> _RECORDS SUPPLIED_:
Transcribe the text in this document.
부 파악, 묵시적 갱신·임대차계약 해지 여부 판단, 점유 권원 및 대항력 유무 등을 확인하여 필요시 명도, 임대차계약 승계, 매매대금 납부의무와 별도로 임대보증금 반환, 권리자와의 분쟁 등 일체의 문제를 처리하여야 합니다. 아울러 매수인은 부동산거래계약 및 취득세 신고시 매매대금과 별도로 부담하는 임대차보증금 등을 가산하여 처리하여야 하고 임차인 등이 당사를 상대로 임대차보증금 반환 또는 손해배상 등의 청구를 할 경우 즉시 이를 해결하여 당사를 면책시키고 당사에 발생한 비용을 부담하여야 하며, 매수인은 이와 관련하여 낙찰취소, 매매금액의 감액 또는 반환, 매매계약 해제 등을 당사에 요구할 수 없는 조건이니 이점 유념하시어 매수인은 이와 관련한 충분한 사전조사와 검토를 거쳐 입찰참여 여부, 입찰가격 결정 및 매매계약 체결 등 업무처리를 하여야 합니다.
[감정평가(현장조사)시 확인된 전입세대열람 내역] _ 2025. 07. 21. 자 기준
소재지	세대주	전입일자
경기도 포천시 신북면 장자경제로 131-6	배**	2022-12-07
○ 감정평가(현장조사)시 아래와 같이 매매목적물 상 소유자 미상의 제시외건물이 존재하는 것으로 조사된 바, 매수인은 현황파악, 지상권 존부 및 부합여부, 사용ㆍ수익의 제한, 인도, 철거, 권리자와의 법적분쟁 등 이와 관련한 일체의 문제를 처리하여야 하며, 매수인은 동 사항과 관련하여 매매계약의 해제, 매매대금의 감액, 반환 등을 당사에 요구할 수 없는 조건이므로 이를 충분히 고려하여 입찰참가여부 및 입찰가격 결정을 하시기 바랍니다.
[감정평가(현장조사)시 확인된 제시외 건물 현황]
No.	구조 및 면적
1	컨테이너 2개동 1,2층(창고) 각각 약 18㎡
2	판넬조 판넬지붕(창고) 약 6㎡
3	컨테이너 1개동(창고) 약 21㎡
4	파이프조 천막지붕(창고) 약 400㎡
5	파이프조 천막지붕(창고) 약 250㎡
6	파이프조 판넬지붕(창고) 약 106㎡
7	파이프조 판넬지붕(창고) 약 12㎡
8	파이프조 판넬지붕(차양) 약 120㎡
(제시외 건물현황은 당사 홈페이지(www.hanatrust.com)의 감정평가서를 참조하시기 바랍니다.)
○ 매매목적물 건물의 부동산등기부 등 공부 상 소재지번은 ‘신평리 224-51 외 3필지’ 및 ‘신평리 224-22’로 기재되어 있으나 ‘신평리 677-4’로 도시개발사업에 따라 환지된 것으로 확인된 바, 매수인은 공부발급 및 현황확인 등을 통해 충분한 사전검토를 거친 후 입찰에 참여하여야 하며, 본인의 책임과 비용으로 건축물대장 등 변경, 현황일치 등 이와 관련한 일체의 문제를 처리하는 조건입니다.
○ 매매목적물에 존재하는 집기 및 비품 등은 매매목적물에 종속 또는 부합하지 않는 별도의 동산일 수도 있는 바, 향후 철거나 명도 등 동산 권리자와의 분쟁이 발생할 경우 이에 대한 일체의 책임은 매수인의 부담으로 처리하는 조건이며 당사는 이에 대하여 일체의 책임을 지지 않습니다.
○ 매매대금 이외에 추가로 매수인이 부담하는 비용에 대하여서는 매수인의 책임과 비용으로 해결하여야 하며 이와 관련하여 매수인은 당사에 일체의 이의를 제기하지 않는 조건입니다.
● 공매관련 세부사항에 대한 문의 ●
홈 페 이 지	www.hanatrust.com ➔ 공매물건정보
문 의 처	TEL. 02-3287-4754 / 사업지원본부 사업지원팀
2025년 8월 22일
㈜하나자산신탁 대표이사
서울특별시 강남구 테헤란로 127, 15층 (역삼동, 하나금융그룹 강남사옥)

> _GIVEN INSTRUCTION_: Count each line with "부담하는" in it and report that figure by itself.

> _WRITTEN SOLUTION_: 2